• Aim of the task:
Copy out all lines that carry the word "xlabel".

-- Begin --

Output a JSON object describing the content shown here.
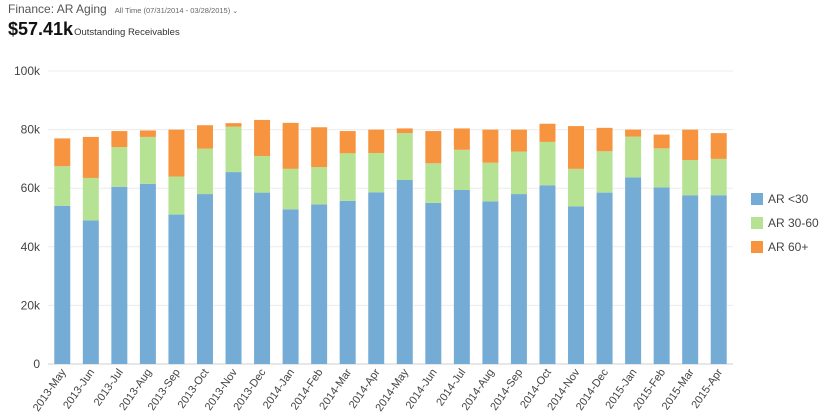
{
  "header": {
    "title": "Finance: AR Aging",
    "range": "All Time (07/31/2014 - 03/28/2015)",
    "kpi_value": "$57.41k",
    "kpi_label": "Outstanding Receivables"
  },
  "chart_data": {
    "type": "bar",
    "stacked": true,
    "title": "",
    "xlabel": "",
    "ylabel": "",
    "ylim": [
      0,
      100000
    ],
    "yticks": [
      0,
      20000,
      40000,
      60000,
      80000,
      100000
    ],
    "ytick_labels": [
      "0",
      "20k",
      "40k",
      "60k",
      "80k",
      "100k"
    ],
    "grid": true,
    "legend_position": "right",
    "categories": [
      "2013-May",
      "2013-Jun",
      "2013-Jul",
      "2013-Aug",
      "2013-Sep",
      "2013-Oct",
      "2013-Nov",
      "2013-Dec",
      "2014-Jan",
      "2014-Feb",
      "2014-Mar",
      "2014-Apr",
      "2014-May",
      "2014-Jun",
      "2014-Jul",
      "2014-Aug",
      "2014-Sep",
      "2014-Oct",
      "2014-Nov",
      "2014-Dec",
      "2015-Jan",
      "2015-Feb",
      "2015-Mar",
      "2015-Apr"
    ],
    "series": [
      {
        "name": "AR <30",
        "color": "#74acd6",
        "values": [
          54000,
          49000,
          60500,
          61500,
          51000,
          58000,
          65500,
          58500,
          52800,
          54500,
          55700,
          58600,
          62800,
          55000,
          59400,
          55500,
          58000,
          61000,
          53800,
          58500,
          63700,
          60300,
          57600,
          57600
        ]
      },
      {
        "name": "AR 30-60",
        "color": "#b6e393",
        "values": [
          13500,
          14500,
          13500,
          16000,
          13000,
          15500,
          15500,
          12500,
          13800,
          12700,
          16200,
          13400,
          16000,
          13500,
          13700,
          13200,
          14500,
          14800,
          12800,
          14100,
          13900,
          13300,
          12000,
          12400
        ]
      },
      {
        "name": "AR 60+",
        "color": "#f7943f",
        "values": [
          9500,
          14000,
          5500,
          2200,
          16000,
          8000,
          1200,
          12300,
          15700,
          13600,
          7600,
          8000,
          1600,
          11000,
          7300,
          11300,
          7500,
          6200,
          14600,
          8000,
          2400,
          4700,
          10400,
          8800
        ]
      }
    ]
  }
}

-- End --
-- Begin --

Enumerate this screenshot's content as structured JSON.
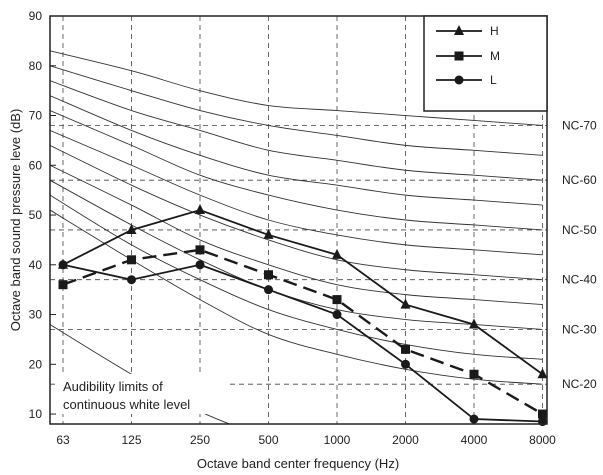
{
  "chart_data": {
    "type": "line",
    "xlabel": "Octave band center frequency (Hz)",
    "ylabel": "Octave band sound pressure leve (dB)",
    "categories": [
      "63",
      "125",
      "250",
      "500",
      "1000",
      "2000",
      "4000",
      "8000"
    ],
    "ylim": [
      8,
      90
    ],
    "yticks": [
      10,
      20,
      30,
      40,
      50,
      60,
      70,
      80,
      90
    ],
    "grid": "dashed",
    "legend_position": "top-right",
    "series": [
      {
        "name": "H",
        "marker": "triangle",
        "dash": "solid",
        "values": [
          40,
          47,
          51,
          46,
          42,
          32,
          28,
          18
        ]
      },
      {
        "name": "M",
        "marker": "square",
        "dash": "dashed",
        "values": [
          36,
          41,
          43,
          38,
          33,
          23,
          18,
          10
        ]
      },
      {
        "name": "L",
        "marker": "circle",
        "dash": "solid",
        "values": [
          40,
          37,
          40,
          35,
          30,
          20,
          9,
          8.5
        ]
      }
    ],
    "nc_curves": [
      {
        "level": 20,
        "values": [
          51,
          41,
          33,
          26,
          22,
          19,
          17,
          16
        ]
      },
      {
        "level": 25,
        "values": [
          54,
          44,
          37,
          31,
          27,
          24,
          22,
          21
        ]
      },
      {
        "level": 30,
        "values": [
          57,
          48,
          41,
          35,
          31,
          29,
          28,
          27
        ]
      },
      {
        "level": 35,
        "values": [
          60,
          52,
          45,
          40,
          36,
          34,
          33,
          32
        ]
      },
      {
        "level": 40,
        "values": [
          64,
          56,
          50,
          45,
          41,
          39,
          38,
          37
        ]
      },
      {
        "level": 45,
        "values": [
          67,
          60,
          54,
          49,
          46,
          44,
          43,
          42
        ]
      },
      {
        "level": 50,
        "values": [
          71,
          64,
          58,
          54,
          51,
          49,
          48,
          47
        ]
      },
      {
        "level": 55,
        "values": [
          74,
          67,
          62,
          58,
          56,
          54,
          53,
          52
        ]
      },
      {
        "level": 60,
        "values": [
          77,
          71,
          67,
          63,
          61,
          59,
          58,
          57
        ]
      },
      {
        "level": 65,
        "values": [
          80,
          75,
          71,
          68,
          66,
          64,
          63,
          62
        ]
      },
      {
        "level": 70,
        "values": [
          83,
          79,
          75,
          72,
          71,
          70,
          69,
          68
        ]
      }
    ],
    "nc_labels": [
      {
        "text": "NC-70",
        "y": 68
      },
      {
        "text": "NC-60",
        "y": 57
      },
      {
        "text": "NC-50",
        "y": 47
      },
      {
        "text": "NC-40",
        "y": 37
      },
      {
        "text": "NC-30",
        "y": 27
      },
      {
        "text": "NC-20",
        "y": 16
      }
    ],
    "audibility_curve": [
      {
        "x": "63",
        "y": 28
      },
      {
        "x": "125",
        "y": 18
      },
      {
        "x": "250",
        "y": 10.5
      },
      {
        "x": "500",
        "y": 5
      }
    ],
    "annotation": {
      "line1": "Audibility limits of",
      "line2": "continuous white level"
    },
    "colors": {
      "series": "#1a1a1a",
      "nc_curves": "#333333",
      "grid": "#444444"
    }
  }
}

-- End --

• Finished exercise:
    "xlabel": "",
    "xlabel": "Octave band center frequency (Hz)",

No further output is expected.